**Stored data:**
┄┄┄┄┄┄

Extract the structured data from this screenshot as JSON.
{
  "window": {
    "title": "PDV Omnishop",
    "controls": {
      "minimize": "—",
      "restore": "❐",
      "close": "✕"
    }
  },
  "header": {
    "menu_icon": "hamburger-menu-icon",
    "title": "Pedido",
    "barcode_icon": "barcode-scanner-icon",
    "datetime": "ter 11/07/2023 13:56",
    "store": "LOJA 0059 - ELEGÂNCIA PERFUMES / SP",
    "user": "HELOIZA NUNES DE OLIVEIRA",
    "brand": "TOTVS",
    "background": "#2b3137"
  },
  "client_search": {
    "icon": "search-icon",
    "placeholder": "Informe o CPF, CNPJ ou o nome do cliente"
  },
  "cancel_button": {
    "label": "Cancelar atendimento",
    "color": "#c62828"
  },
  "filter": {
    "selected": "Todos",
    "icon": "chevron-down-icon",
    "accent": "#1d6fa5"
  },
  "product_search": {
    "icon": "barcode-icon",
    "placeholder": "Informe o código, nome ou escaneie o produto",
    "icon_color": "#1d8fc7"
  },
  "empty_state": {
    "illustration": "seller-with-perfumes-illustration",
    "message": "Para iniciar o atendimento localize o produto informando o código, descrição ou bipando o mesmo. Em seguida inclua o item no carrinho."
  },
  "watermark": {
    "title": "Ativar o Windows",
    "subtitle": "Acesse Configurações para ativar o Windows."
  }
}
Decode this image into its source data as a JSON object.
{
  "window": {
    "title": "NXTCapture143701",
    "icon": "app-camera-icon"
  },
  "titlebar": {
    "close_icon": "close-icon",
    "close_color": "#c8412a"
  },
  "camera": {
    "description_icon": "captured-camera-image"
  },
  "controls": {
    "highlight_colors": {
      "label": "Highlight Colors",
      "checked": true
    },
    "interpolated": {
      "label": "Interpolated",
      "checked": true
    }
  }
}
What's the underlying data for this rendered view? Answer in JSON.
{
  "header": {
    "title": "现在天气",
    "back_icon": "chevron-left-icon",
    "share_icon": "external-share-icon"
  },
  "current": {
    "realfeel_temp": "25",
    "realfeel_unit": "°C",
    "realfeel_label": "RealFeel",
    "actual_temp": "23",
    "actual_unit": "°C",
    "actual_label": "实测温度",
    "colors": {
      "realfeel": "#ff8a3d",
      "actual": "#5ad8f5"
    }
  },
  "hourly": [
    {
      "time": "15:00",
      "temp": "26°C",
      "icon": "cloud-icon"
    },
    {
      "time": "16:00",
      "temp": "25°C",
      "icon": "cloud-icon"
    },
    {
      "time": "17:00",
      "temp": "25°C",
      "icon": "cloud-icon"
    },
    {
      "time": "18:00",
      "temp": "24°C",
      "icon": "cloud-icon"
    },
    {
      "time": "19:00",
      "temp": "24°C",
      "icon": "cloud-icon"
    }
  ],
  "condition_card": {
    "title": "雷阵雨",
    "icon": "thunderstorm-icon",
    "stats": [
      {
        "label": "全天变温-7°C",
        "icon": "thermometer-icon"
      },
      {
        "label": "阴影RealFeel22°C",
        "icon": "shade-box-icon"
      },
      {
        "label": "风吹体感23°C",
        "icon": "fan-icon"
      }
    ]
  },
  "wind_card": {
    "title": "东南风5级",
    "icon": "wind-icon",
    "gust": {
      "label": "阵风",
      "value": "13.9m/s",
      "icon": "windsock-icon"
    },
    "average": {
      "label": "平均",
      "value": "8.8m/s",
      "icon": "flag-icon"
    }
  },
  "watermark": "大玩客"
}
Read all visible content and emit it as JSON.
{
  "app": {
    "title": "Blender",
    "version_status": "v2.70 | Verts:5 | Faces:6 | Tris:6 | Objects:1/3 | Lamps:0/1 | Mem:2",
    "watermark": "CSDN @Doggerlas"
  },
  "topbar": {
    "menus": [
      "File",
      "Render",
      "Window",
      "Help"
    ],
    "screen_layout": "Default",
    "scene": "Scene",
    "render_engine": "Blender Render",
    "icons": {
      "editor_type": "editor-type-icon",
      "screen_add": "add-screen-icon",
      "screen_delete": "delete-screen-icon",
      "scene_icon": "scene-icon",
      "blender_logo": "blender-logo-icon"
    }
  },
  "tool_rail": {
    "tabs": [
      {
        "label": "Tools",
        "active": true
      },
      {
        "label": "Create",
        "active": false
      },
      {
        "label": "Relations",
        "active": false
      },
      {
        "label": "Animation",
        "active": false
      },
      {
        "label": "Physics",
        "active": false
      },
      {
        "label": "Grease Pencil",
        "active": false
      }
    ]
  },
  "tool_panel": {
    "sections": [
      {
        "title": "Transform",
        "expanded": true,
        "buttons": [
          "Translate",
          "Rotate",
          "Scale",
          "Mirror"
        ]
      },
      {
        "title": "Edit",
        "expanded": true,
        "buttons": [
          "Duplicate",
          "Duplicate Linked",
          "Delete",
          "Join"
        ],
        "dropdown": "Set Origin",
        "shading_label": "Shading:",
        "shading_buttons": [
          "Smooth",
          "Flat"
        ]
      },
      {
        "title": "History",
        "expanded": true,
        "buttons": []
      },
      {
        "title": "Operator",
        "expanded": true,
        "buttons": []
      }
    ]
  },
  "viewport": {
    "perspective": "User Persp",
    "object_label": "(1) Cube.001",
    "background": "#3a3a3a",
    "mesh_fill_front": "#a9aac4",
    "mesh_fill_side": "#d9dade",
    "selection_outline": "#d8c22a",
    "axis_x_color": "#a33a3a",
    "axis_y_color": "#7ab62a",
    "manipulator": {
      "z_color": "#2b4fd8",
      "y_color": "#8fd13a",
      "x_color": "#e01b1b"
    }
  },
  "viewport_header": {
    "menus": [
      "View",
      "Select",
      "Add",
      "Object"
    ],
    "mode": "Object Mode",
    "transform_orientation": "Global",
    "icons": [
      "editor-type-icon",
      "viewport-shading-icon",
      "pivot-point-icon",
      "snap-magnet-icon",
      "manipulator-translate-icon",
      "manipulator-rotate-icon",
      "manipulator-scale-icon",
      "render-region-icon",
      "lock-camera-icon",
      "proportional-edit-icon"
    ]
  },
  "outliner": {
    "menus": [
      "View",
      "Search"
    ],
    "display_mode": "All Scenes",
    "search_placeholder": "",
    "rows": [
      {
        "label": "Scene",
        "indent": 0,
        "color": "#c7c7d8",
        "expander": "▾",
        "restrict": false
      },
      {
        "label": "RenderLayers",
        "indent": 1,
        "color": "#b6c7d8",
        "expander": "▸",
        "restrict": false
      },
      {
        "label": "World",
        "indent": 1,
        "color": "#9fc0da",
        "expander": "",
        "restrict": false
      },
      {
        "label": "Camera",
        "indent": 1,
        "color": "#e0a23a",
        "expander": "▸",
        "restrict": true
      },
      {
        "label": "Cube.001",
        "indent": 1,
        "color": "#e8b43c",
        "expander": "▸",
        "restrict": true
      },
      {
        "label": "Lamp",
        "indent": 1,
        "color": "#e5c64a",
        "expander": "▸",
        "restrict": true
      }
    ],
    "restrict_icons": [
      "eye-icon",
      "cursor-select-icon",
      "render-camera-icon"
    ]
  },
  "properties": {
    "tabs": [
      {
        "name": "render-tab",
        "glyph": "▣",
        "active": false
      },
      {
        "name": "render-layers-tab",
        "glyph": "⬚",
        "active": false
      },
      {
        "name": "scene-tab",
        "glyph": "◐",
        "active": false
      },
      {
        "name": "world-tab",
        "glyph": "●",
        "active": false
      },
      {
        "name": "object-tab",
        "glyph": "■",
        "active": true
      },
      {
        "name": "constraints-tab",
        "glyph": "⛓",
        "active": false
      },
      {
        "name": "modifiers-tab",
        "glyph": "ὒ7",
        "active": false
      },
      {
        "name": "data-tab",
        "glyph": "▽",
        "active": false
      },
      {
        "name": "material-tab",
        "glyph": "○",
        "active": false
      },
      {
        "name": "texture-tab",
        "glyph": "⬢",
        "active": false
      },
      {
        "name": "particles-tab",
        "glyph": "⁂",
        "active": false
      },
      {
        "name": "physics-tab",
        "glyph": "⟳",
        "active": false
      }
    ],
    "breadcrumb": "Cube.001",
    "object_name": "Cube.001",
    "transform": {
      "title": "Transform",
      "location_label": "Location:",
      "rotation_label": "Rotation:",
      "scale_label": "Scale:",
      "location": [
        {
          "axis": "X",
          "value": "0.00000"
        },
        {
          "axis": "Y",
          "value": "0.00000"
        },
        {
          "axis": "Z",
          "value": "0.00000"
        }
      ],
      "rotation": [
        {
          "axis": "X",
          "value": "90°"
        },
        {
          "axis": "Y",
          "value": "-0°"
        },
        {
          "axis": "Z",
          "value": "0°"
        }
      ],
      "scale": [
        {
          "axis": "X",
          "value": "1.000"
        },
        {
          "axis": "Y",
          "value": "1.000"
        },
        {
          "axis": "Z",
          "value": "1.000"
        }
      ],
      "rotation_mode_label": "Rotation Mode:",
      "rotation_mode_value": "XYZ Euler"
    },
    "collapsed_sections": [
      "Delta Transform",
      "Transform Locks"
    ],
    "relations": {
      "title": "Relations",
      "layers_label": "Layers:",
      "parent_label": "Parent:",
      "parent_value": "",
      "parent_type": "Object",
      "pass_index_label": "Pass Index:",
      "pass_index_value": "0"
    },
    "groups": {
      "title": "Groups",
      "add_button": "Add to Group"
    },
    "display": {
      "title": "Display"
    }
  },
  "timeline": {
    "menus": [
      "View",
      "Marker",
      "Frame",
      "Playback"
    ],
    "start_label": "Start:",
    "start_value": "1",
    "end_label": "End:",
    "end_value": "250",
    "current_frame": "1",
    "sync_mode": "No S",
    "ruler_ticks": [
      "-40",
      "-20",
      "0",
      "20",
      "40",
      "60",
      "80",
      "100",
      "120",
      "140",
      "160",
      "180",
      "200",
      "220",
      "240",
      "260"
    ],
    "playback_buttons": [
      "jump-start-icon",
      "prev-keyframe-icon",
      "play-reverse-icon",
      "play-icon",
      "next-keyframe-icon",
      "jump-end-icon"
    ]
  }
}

┄┄┄┄┄┄

**Work to complete:** Pick out the lines containing the string "barcode" and show them.

**Exercise response:**
    "barcode_icon": "barcode-scanner-icon",
    "icon": "barcode-icon",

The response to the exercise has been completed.